WHAT YOU SHOULD DO: Answer with the number of lines in the listing below that contain the word "Padova", and nothing else.

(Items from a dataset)
|---|

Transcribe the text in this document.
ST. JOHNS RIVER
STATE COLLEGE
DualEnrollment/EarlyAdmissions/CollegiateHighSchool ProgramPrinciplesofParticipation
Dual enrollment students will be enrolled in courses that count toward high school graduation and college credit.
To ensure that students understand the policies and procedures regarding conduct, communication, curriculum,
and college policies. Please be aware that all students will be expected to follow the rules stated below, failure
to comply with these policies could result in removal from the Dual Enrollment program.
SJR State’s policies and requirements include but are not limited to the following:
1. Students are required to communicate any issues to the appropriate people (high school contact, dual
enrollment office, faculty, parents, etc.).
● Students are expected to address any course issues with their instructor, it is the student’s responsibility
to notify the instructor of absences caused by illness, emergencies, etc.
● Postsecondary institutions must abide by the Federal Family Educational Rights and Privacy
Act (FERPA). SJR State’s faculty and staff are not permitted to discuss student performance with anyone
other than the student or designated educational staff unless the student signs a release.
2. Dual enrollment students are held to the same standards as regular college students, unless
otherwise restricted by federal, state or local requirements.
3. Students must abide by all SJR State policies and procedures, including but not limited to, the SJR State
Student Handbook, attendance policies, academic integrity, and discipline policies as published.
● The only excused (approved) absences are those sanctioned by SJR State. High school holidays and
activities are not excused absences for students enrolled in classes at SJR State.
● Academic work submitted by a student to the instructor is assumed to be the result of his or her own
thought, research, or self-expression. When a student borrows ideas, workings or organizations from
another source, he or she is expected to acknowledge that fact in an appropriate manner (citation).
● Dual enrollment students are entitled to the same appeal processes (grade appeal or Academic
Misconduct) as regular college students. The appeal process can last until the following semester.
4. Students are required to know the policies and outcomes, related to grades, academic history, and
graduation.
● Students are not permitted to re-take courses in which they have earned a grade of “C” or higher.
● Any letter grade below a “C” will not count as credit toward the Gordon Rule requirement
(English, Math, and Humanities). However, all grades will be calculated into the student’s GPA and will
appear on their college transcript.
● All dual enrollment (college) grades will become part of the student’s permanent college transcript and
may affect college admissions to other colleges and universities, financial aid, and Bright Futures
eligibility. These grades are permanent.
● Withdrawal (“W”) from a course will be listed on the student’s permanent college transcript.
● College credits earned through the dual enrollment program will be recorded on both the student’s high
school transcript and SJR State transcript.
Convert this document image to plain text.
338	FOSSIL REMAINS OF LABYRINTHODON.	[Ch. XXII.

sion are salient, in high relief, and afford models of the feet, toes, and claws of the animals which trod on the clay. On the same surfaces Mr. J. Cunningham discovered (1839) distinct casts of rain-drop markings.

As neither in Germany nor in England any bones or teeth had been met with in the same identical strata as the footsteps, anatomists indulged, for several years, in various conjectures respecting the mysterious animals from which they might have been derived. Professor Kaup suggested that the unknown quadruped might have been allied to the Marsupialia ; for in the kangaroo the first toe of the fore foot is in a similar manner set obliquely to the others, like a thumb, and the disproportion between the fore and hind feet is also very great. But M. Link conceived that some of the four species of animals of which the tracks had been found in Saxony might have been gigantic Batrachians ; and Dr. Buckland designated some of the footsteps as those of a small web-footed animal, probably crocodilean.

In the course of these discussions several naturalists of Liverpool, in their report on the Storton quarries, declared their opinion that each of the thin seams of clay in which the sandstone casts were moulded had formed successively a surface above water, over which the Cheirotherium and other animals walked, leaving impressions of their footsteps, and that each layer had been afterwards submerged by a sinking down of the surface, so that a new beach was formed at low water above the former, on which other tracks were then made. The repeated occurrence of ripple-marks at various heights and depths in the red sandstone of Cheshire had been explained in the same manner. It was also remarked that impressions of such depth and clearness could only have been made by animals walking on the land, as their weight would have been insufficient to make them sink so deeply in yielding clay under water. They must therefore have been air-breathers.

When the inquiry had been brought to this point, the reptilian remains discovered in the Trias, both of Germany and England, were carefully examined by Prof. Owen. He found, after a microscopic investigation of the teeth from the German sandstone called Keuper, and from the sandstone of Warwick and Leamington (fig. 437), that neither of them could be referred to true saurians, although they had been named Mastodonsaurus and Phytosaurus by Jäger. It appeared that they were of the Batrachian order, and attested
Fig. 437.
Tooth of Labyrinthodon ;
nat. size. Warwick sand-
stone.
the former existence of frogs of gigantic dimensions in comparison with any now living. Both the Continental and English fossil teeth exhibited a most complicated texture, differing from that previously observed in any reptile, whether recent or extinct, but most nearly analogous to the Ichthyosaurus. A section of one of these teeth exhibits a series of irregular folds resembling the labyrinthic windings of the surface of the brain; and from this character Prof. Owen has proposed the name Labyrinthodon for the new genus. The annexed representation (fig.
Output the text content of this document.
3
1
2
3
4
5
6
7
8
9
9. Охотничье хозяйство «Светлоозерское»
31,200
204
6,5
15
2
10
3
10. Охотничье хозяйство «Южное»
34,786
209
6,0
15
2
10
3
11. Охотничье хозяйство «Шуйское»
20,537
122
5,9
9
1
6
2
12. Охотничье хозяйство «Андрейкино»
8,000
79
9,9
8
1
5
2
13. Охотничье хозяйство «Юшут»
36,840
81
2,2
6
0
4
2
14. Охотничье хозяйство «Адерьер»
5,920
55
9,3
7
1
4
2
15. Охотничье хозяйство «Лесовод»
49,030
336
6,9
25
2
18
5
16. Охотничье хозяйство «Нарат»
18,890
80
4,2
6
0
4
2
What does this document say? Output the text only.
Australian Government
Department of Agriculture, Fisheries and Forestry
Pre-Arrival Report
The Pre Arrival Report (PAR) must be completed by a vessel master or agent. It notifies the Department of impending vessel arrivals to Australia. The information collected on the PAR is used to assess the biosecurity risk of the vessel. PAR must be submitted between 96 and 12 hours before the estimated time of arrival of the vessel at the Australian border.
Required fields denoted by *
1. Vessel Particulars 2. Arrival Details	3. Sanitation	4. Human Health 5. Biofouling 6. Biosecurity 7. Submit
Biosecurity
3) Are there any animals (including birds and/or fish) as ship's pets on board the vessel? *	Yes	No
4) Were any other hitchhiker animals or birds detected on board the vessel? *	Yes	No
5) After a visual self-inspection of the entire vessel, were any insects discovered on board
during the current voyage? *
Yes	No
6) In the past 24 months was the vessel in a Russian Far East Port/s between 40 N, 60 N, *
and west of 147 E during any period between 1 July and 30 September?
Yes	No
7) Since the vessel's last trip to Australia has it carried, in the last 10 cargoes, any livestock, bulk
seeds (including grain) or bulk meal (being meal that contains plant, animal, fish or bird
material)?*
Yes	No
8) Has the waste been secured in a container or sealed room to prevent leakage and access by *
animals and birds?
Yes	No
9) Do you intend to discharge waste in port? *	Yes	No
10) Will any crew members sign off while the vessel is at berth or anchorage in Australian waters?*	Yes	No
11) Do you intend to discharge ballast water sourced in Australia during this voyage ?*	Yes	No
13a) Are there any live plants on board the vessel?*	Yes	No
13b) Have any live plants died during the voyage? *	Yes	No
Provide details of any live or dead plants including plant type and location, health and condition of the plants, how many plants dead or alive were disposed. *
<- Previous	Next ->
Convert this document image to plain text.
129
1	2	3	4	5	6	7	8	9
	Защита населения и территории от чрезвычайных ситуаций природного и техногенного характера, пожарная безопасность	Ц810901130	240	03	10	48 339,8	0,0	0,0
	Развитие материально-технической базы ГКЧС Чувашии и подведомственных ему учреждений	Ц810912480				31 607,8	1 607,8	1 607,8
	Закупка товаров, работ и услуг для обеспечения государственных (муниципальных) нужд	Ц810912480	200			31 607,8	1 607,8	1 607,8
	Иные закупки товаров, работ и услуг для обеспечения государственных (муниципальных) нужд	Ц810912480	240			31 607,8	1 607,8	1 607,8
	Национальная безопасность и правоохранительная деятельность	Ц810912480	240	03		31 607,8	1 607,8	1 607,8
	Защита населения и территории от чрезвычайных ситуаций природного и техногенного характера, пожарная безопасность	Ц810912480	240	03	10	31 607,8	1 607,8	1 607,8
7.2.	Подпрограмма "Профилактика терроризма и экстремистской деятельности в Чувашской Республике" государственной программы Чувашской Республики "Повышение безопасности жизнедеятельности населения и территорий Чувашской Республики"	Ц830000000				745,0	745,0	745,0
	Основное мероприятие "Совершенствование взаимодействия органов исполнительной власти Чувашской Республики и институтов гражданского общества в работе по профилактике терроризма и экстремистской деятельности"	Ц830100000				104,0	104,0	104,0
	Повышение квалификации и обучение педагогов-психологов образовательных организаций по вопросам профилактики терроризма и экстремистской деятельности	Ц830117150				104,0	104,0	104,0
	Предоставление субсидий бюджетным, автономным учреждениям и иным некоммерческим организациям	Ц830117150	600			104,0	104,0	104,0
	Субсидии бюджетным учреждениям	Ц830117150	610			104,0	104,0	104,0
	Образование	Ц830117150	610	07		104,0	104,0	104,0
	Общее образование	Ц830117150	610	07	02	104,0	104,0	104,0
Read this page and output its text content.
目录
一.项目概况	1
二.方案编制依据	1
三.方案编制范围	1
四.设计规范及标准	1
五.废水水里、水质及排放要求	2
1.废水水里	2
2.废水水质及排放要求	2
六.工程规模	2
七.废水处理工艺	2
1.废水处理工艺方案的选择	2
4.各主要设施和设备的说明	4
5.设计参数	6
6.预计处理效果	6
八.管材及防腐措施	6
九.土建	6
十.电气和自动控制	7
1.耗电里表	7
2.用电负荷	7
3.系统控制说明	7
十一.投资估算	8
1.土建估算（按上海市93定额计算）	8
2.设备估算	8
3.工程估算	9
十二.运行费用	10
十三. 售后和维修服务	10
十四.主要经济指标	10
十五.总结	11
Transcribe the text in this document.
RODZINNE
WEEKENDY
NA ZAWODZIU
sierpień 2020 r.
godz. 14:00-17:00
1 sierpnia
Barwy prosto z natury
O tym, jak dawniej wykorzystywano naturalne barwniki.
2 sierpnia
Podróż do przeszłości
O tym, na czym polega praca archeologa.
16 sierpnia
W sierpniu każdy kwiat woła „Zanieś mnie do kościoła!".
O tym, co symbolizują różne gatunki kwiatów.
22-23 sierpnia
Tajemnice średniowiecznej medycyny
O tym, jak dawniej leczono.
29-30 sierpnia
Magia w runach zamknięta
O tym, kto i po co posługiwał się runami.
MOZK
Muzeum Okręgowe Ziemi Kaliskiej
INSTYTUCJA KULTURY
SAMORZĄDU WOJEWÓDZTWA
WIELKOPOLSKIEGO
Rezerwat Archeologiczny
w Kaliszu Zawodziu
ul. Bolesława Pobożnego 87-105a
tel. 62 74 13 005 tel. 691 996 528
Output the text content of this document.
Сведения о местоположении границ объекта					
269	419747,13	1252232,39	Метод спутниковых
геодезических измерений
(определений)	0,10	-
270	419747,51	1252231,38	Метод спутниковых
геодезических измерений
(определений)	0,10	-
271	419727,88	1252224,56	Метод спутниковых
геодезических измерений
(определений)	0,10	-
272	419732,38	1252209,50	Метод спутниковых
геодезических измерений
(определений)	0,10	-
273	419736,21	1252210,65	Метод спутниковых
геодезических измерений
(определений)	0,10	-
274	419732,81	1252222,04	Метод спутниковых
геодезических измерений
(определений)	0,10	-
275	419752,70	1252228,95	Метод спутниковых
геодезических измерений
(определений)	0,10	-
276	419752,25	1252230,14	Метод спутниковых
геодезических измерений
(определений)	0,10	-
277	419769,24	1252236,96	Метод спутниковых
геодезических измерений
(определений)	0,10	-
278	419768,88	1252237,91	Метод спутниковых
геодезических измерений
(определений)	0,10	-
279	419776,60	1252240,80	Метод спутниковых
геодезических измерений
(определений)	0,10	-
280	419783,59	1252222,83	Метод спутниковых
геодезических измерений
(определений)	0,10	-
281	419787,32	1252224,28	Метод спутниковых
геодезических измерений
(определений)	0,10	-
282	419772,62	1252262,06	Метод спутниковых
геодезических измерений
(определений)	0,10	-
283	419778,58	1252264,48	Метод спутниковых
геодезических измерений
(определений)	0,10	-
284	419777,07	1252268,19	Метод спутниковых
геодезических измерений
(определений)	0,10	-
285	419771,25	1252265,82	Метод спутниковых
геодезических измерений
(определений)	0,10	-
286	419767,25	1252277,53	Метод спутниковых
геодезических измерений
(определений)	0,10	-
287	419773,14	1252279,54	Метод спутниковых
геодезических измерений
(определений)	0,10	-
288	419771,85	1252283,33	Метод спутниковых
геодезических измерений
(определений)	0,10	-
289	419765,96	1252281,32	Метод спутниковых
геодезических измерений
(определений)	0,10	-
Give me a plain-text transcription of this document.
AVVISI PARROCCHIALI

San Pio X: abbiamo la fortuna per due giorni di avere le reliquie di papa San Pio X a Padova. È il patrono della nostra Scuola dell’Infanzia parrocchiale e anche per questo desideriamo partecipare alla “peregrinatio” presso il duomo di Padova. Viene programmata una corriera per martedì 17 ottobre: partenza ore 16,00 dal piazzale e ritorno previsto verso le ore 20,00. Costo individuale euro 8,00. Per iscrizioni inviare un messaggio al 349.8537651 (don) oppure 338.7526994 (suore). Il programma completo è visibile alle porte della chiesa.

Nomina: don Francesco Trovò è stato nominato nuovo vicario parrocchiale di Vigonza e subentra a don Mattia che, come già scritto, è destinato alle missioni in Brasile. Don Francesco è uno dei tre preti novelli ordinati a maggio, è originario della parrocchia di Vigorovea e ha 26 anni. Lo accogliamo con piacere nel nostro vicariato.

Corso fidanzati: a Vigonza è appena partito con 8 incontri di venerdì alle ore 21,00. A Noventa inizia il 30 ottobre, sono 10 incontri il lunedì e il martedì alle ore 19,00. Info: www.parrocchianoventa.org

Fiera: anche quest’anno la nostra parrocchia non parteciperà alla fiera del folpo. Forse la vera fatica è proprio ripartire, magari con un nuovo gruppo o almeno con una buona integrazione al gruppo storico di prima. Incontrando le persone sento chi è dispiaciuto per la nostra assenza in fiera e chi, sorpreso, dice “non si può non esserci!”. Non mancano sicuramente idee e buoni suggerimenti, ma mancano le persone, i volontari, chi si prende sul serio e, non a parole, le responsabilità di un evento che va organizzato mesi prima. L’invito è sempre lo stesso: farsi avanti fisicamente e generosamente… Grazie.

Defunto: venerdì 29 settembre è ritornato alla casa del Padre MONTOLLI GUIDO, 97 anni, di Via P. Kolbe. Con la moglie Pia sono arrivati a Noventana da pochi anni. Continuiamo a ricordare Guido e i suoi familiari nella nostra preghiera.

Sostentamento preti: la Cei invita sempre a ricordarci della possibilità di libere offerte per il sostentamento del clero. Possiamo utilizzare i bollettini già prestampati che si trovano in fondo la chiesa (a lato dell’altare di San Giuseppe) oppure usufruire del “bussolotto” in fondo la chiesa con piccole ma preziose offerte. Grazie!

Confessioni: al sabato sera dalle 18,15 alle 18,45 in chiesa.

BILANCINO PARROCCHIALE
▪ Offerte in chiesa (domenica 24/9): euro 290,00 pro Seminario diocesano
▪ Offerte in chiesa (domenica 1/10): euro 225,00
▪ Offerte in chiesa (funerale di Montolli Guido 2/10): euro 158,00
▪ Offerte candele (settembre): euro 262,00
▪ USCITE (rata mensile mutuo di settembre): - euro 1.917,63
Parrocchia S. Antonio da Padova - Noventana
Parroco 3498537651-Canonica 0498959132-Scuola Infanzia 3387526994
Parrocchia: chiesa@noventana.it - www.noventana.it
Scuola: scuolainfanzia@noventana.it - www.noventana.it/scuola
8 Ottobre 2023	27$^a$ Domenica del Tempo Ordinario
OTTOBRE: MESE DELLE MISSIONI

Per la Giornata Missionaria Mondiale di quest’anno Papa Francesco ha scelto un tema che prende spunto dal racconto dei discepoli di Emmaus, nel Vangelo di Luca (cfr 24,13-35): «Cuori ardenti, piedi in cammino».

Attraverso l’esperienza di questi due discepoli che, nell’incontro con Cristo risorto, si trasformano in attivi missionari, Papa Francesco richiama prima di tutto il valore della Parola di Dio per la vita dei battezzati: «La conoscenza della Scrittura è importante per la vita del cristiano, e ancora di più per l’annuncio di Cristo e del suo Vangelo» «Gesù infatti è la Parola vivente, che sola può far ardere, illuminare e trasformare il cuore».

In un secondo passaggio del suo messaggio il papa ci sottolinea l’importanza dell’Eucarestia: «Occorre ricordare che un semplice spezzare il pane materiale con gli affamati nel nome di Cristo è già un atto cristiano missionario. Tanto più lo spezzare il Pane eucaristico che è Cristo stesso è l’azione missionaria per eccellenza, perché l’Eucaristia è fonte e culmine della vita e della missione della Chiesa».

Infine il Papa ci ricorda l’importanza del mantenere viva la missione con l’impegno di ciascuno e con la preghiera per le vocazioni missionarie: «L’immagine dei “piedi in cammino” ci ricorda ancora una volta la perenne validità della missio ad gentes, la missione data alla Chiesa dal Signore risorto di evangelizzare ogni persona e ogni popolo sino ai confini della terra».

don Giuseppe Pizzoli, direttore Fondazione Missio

|---|

EXERCISE RESPONSE: 2